• **Work to complete**
Extract all lines in the data that contain the word "method".

Records from a data source
╔══

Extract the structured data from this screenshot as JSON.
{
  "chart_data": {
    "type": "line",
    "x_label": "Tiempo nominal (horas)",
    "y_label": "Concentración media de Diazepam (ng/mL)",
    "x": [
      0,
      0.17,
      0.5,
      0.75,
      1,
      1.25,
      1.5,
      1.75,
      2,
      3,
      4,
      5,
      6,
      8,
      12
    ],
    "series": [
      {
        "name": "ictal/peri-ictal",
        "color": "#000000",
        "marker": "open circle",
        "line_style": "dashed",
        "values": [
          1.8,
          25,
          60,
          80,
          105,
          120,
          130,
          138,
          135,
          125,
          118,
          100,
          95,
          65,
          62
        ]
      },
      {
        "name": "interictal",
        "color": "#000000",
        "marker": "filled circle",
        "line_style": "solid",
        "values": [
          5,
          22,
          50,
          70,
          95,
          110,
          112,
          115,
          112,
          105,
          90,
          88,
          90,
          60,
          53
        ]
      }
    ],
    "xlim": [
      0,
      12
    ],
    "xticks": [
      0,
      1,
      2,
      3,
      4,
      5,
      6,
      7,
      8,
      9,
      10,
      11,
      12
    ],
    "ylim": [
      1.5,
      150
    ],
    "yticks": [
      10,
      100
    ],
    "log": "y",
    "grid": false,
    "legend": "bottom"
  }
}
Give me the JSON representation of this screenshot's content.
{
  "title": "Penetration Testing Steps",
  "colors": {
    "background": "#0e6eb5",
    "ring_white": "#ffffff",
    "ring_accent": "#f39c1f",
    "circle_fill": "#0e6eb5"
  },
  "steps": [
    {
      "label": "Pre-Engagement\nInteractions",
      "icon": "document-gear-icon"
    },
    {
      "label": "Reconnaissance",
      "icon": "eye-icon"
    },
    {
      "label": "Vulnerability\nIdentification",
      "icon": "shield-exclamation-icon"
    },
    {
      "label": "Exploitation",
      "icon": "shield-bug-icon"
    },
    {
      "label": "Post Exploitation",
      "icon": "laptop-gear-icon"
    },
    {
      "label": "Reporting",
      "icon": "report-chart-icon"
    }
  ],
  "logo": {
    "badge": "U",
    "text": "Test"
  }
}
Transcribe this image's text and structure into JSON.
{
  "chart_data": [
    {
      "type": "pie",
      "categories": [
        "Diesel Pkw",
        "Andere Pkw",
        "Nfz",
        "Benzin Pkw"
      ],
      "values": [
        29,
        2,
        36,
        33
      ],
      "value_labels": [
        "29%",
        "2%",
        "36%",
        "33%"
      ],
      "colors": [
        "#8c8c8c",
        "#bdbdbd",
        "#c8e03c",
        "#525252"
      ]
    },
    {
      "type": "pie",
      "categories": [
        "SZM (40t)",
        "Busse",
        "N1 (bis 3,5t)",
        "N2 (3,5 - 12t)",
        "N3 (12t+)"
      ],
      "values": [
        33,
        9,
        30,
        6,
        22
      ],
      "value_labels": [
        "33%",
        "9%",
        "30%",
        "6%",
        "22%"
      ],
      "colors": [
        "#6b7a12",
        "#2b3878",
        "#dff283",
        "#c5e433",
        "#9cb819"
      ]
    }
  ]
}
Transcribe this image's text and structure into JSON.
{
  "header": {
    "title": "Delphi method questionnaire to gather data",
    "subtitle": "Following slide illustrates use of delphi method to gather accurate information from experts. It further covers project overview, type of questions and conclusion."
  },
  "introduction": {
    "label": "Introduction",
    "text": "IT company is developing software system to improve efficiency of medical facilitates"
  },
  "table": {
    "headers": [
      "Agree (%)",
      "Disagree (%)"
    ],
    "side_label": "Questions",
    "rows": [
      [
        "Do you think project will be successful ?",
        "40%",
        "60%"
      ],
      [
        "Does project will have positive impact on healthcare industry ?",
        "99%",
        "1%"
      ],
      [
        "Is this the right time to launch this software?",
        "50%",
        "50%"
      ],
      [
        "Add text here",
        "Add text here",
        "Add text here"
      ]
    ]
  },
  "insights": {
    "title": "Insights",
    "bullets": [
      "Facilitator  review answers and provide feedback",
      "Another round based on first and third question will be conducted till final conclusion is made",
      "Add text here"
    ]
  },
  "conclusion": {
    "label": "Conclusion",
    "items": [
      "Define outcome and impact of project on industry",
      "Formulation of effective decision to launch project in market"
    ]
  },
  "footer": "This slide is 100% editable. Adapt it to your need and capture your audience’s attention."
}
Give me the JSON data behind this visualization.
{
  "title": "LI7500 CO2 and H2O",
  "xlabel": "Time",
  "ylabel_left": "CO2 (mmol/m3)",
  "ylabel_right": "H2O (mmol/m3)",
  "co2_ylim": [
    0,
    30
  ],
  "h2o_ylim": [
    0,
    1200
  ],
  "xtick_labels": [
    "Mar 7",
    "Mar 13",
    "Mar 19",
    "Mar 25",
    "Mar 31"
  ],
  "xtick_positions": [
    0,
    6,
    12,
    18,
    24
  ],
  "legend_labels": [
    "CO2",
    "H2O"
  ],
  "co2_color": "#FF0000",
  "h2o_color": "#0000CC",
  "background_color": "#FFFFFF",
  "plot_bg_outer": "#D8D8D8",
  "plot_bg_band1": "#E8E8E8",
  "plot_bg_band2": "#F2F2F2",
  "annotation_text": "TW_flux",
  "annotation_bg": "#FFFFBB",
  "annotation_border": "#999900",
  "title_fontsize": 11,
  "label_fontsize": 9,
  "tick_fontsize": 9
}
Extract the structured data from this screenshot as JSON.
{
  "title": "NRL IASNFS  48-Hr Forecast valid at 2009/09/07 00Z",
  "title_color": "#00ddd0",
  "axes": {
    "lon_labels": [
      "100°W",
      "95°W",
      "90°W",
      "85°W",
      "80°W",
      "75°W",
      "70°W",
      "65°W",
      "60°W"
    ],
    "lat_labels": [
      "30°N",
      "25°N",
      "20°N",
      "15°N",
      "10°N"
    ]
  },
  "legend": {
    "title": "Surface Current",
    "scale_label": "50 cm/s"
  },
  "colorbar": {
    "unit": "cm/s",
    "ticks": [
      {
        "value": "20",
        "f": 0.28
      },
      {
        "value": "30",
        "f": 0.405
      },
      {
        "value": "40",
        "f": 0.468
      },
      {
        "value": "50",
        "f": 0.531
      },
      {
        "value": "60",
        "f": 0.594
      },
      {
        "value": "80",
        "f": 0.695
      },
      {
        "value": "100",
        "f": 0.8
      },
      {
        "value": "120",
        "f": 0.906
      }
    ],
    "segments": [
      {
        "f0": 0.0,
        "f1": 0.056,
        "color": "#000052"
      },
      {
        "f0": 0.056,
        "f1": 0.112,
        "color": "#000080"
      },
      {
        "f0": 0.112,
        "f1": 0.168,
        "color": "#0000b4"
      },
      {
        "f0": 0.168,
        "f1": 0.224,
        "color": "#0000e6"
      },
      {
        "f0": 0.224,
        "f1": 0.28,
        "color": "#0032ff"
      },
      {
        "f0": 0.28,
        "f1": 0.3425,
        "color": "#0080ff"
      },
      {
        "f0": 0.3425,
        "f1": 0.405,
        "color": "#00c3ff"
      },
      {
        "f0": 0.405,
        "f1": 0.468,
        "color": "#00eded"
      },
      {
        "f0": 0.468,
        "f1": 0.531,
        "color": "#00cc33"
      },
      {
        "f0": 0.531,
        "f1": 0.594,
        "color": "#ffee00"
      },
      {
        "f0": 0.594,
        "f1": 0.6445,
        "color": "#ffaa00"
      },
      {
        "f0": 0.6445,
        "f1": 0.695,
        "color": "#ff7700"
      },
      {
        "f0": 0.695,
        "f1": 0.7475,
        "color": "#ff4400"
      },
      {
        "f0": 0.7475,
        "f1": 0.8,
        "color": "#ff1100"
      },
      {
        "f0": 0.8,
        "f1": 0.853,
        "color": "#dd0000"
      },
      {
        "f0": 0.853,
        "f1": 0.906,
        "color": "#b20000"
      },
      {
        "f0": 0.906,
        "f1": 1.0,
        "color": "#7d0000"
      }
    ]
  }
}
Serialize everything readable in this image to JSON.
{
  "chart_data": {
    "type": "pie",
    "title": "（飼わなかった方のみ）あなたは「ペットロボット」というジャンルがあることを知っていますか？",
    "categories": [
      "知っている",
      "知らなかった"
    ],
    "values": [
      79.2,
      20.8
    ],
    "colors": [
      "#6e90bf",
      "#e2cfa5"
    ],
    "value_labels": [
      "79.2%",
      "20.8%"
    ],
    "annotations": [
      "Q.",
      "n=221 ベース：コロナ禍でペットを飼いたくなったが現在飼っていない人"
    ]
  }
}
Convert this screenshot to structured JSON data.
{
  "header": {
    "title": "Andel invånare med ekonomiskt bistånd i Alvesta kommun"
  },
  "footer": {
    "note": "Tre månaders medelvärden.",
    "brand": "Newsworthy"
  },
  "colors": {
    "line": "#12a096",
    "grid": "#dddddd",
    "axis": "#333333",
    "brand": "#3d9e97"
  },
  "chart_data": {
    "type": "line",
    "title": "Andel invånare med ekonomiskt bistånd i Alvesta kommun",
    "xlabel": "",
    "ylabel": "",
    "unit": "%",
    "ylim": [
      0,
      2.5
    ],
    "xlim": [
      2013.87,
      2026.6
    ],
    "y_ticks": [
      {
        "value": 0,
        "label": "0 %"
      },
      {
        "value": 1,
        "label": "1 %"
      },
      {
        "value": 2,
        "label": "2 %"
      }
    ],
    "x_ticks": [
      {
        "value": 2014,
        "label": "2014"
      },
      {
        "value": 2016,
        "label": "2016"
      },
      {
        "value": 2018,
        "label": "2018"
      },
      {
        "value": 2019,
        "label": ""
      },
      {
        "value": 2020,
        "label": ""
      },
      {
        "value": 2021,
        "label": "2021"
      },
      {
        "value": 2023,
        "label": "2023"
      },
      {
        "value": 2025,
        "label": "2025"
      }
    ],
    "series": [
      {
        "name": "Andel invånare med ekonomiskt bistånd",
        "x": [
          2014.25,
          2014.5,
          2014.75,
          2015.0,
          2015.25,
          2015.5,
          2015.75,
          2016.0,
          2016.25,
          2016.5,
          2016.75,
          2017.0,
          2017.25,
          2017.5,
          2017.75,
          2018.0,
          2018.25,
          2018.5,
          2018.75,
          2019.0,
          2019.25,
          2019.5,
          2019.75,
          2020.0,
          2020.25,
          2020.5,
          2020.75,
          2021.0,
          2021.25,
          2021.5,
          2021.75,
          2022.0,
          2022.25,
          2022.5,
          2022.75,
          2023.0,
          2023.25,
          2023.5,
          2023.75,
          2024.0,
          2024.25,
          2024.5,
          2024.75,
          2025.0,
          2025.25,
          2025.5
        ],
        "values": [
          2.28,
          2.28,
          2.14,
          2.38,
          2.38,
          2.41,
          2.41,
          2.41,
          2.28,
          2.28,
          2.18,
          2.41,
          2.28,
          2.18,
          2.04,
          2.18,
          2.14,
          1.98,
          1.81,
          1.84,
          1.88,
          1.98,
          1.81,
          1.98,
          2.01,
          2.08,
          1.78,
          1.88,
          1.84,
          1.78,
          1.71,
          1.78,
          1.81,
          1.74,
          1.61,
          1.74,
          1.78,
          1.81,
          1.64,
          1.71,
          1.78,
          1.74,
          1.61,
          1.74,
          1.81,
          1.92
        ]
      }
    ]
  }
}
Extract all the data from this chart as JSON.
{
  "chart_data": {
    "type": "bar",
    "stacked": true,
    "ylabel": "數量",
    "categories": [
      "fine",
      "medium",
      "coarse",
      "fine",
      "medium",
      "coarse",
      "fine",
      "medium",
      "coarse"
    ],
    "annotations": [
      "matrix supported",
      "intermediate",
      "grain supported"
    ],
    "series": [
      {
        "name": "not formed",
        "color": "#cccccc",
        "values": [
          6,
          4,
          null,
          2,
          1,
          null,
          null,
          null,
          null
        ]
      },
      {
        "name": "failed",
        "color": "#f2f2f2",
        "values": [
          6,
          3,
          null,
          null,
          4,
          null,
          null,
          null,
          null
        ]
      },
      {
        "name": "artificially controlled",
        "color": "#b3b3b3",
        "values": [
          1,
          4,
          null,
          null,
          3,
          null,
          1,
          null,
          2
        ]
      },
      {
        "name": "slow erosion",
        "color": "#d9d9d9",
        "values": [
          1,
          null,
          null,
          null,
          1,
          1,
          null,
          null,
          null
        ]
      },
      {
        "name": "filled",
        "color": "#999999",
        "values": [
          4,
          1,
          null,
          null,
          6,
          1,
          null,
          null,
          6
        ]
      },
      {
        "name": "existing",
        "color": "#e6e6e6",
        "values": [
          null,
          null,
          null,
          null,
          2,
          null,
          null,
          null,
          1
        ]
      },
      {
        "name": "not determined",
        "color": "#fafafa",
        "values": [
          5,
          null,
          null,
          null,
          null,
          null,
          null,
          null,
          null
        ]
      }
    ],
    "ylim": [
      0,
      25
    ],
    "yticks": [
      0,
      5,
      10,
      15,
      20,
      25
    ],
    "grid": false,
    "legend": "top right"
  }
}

╚══

• **Expected answer**
    "title": "Delphi method questionnaire to gather data",
    "subtitle": "Following slide illustrates use of delphi method to gather accurate information from experts. It further covers project overview, type of questions and conclusion."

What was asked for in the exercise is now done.